Stated goal
State the number of lines below in which the word "الأساسي" appears. Nothing else belongs in the answer.

[Lines of data]
** BEGIN **
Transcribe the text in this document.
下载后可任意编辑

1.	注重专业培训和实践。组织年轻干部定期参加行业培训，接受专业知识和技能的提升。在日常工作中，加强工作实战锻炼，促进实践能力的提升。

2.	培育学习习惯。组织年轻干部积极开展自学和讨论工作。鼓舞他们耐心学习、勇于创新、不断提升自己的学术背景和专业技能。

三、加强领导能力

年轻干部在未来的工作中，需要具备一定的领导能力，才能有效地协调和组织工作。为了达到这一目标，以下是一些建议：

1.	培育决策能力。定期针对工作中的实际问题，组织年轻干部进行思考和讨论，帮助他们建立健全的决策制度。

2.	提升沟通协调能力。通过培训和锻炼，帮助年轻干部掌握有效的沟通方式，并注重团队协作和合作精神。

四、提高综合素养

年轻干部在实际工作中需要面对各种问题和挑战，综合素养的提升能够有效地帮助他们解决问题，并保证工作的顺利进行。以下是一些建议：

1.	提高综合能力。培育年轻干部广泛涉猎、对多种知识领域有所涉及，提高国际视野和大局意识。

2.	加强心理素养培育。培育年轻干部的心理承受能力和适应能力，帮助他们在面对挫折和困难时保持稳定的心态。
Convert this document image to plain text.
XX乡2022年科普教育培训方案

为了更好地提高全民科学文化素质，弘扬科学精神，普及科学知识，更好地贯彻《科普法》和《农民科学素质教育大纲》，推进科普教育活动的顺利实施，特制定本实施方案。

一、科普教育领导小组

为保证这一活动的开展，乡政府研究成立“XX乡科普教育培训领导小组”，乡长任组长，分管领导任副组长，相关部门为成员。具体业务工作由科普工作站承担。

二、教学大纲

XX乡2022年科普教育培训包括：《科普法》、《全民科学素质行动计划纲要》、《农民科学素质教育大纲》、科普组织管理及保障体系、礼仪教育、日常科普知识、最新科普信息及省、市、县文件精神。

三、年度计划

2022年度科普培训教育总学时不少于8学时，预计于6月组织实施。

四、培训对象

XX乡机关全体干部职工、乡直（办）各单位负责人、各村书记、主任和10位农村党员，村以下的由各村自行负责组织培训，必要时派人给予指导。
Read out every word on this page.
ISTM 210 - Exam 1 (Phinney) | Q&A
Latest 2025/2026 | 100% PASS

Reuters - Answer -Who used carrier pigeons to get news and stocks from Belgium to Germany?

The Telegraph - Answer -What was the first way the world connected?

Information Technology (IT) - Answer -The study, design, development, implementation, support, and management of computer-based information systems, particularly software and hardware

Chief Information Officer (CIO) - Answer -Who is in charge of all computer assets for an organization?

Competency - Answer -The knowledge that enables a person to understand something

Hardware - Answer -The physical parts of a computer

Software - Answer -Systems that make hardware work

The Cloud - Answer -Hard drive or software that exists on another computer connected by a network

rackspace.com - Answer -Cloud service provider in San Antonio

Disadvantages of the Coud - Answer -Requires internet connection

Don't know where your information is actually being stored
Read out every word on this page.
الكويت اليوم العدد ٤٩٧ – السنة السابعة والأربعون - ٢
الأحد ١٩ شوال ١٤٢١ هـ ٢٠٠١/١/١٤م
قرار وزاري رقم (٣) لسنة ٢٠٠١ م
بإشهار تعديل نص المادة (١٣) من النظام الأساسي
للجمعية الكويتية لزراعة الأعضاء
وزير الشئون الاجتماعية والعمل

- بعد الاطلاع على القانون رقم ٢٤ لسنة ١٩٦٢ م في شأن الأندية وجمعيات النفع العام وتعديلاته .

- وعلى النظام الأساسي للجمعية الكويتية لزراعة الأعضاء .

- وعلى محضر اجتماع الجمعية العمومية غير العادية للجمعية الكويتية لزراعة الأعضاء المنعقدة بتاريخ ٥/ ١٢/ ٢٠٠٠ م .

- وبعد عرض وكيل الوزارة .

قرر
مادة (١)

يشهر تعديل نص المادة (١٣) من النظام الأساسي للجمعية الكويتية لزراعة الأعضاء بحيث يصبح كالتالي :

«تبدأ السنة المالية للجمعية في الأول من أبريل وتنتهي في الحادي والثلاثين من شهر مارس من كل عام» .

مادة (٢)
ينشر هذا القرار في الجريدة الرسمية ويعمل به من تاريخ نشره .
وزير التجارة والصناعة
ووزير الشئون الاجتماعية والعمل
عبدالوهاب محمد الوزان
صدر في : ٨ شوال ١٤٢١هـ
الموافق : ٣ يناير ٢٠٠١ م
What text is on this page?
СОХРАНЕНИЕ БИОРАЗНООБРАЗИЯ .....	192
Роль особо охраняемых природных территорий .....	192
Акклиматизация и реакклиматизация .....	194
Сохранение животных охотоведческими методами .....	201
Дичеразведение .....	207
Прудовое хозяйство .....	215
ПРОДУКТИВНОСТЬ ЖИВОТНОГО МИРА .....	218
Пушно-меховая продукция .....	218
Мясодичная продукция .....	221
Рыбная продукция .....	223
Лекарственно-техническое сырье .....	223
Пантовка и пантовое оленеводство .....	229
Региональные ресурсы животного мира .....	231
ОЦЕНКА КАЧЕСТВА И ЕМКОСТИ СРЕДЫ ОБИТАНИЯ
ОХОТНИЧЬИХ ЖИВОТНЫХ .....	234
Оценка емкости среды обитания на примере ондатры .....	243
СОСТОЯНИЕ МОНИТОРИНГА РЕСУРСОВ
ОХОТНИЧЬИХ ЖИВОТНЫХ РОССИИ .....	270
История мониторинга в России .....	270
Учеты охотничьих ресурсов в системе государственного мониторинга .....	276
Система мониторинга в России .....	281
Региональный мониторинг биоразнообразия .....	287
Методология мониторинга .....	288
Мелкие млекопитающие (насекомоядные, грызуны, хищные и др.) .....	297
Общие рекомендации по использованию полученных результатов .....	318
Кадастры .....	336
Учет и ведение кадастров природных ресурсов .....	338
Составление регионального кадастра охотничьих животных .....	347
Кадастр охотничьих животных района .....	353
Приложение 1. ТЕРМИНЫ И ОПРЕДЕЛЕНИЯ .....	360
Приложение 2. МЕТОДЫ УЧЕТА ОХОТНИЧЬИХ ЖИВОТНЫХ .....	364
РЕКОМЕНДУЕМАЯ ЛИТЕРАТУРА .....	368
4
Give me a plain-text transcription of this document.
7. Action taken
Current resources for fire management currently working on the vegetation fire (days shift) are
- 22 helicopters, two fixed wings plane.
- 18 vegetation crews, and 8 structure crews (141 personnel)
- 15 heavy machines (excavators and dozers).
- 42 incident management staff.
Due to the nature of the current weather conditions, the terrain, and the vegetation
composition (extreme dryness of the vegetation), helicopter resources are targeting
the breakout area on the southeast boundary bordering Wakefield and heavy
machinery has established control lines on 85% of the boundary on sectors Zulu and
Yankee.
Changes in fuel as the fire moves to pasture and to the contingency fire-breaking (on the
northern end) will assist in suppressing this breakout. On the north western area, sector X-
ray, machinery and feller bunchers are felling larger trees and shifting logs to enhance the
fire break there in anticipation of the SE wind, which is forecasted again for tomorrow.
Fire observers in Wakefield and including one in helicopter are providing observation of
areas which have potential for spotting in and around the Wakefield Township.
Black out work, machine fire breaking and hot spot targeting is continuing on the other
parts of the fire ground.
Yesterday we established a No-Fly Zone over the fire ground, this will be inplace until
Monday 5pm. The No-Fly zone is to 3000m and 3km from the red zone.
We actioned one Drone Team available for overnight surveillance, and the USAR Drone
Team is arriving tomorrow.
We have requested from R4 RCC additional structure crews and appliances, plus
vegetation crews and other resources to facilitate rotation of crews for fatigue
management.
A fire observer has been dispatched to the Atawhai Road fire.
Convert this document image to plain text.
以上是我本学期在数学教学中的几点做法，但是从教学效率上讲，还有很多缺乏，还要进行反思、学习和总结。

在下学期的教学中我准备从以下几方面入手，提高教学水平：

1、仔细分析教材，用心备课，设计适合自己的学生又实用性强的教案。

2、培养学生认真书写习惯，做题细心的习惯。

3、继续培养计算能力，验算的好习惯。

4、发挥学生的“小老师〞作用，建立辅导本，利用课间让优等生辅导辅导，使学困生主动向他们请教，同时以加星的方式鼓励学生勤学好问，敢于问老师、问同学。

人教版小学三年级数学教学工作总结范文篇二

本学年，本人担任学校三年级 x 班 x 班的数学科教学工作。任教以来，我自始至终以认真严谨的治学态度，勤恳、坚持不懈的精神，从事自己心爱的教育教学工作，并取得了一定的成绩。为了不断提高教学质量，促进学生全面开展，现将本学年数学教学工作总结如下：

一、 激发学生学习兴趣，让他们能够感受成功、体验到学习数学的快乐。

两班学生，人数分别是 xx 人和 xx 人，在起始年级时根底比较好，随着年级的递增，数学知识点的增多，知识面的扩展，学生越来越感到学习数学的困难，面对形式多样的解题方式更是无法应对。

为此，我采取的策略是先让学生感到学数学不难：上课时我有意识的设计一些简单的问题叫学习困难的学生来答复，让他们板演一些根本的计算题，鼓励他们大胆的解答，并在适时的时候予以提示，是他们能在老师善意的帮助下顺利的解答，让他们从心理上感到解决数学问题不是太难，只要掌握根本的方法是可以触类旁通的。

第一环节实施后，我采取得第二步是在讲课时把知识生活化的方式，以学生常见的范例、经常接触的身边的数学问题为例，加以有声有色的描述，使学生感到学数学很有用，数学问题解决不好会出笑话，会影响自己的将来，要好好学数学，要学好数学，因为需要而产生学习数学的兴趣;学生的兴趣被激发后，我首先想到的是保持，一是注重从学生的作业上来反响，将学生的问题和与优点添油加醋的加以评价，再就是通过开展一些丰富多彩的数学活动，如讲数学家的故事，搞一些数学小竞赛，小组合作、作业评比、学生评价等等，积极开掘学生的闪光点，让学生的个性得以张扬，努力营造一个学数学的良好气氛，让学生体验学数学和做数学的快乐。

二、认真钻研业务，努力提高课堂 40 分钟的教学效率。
** END **
Full response
3